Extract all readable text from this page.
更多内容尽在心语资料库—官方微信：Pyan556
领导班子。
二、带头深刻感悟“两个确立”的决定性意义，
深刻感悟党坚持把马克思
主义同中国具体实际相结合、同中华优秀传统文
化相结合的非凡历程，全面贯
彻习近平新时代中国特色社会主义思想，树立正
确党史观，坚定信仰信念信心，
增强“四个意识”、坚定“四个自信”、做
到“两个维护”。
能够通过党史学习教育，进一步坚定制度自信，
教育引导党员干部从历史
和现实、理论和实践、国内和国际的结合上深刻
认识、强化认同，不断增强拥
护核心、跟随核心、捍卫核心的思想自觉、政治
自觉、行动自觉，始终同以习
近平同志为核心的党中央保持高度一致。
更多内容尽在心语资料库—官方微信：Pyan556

::::::::

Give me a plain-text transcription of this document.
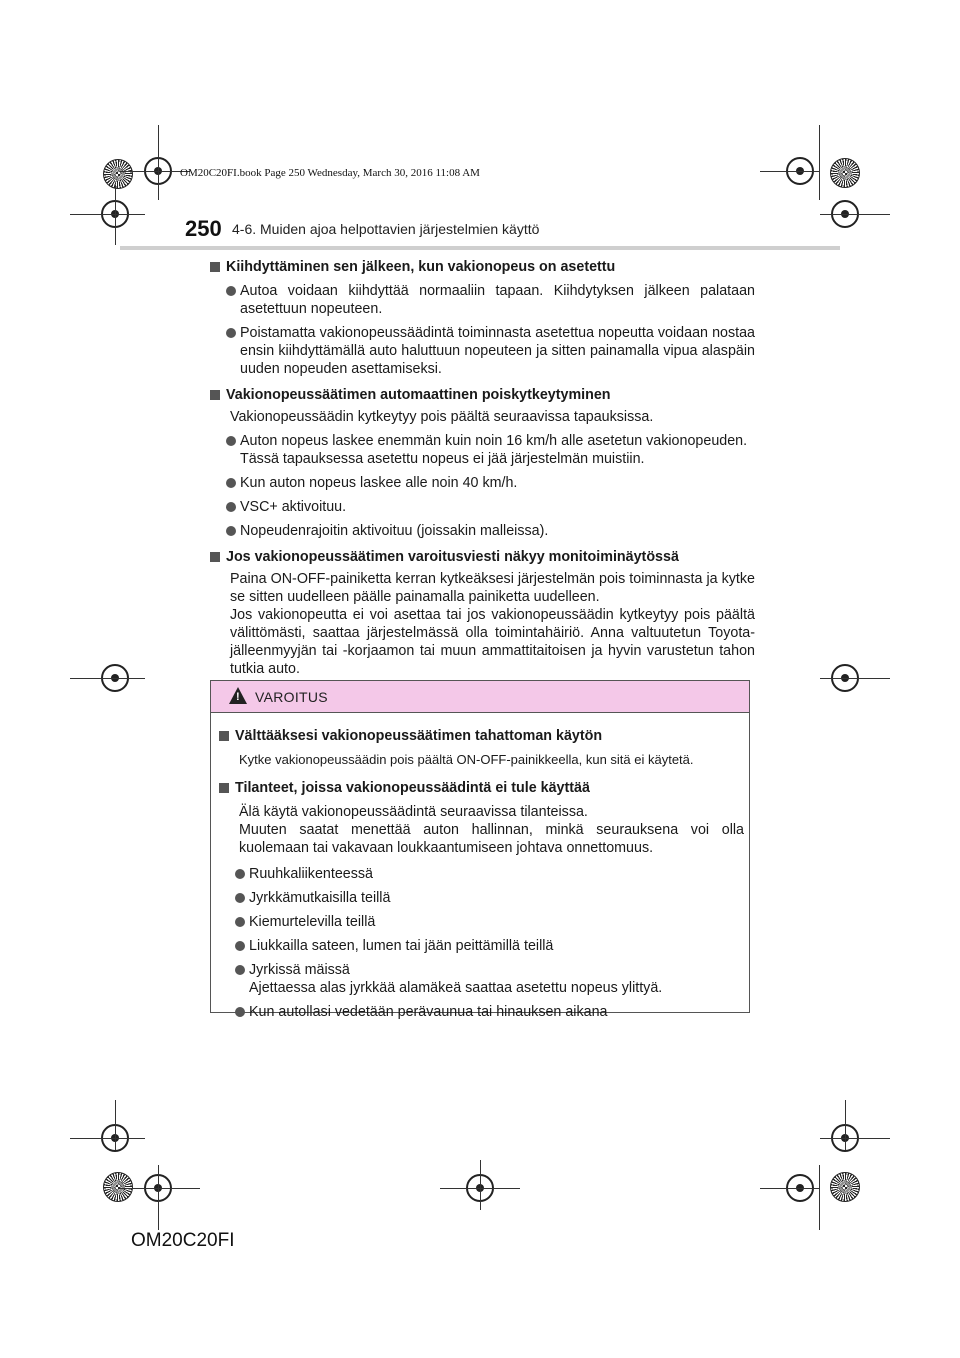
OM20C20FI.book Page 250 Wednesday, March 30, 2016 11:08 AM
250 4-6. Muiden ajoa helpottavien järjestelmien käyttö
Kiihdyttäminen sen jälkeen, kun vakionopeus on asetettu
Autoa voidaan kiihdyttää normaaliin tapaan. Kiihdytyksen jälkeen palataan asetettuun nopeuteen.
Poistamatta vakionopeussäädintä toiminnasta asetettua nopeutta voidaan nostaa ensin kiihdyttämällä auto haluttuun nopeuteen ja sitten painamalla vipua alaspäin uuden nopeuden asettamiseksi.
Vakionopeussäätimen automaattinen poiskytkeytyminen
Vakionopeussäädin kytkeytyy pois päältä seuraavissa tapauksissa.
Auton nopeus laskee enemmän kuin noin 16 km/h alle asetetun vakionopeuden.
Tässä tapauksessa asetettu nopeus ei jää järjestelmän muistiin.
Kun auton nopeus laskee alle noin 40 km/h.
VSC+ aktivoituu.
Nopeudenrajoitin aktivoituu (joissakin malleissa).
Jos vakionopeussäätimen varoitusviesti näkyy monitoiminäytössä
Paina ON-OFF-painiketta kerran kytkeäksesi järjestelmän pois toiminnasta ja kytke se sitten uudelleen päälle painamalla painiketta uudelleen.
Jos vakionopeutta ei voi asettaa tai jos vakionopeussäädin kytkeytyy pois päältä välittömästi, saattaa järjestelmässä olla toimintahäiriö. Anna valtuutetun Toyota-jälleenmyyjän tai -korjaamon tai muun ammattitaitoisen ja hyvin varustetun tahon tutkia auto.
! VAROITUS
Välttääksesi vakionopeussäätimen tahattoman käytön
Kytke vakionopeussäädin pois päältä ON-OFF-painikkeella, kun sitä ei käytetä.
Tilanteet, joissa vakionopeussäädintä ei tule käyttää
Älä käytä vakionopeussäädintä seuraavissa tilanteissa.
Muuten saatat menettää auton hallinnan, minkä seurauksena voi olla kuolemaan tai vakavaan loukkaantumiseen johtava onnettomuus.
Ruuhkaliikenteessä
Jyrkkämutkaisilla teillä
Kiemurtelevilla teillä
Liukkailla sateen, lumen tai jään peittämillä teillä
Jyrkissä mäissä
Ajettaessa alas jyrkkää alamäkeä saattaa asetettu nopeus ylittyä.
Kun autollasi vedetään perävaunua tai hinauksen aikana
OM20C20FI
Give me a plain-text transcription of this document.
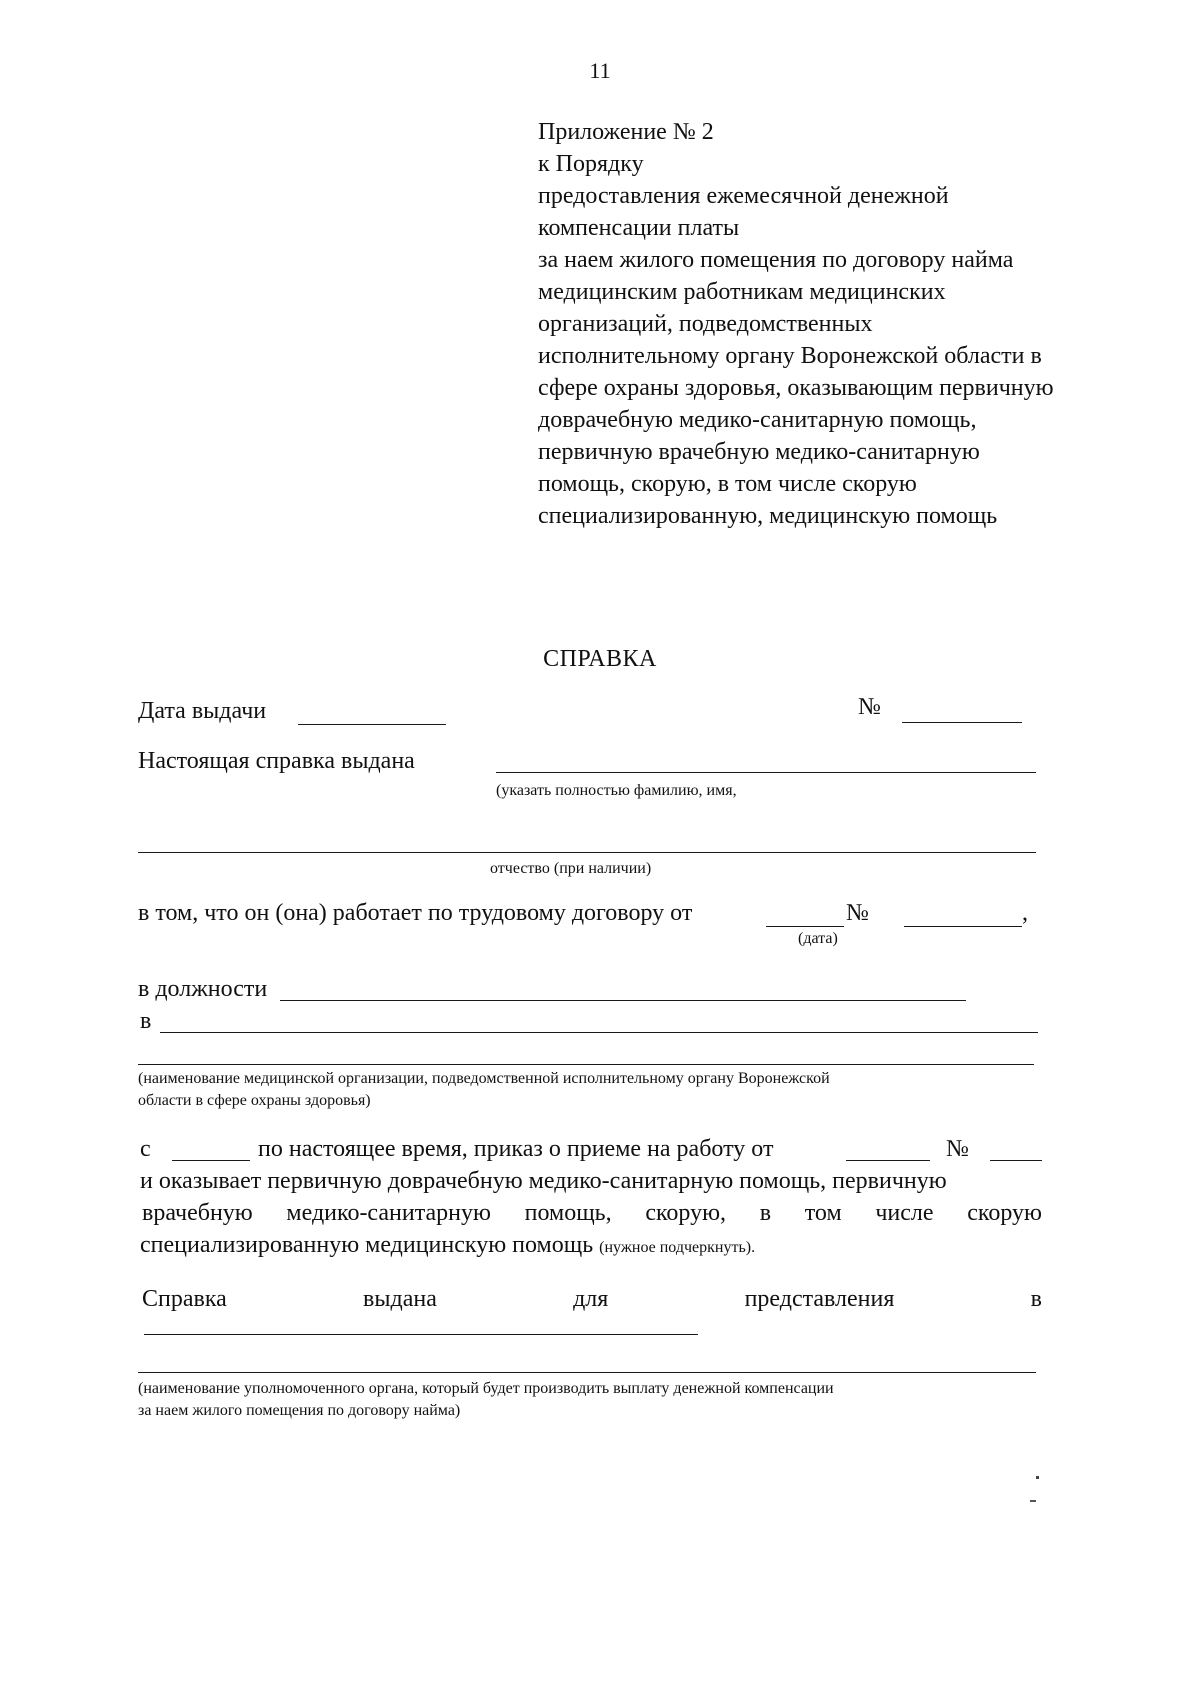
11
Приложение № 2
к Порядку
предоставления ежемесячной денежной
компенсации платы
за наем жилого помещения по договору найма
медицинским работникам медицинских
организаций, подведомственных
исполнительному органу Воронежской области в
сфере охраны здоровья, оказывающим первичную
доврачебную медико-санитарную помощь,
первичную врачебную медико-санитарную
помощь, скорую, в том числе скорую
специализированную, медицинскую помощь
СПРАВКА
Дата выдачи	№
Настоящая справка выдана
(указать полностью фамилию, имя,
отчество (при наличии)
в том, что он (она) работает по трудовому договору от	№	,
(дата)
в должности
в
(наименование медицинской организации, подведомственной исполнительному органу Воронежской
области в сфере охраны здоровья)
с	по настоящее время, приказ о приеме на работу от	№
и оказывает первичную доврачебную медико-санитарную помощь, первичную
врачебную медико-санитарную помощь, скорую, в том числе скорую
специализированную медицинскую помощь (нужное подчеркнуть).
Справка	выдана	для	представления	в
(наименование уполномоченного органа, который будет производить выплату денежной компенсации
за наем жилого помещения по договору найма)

::::::::

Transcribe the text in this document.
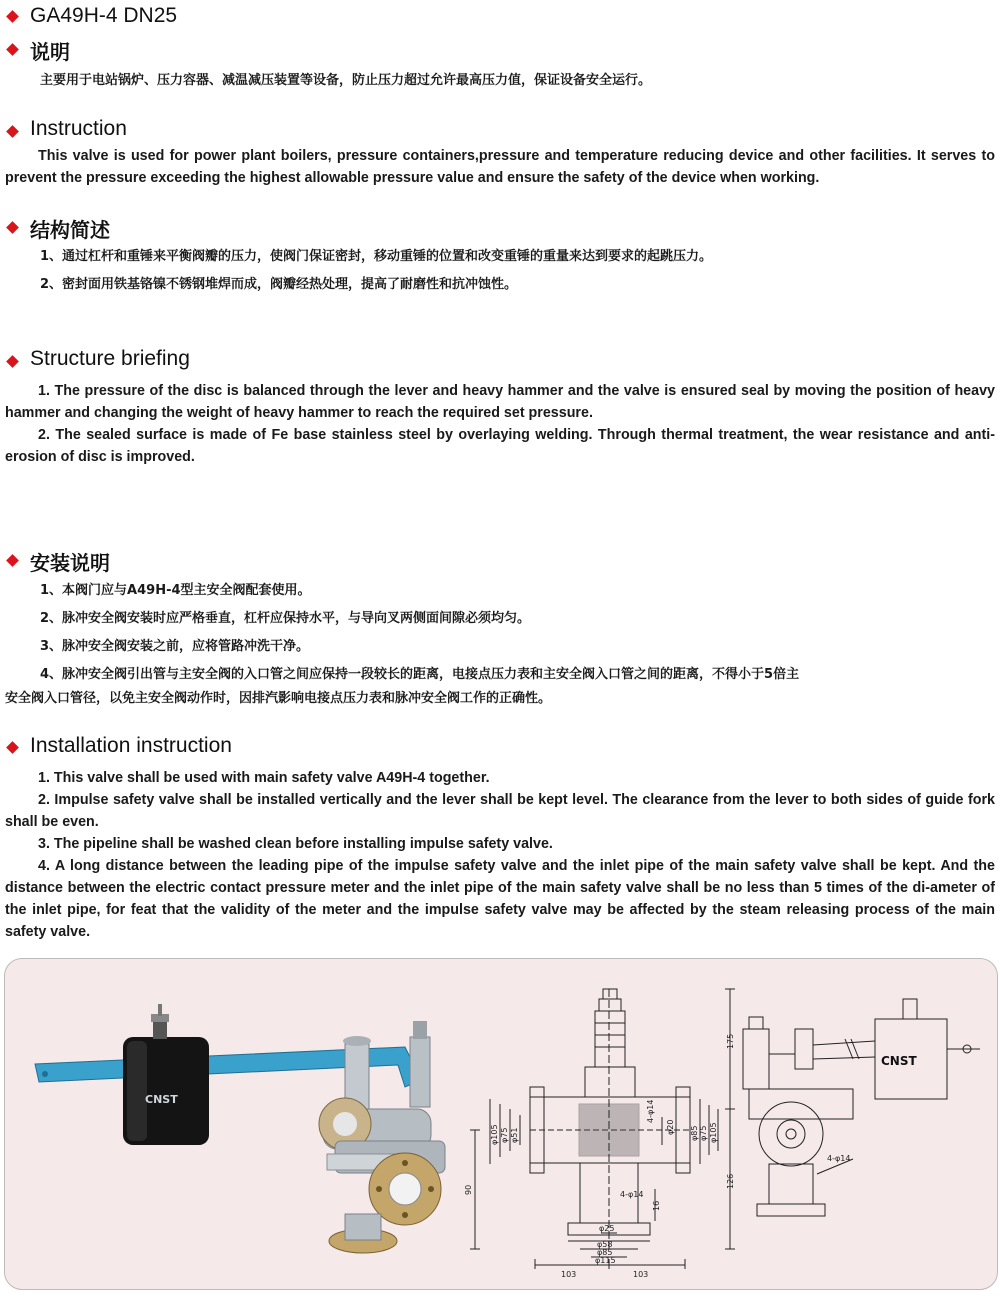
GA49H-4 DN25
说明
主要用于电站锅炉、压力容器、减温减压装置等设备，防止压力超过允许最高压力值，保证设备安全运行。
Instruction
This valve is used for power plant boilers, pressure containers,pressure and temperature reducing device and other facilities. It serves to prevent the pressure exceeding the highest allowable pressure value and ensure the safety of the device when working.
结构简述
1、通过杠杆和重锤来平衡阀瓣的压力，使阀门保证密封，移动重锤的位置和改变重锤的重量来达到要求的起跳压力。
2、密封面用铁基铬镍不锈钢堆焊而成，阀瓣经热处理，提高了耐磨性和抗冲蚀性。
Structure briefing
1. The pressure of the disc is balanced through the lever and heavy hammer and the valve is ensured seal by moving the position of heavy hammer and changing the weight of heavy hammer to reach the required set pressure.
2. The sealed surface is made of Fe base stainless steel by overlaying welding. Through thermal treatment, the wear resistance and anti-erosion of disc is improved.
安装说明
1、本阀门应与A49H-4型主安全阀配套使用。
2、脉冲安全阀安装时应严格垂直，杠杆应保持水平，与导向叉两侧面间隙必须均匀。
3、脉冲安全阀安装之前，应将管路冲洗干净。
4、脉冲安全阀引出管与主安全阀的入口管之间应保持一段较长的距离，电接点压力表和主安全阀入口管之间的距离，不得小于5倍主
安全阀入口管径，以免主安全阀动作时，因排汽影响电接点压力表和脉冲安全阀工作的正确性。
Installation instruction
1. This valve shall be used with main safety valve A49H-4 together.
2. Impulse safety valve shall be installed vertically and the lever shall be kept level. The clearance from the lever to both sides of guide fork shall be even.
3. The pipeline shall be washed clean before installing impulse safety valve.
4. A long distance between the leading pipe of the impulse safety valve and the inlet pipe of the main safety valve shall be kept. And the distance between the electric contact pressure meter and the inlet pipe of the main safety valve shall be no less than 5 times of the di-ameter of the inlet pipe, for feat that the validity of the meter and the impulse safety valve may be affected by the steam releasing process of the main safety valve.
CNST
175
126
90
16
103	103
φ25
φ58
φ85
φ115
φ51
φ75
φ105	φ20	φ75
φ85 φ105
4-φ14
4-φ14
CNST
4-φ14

::::::::

Copy each line above where the string "наем" occurs.

## EXERCISE RESPONSE
за наем жилого помещения по договору найма
за наем жилого помещения по договору найма)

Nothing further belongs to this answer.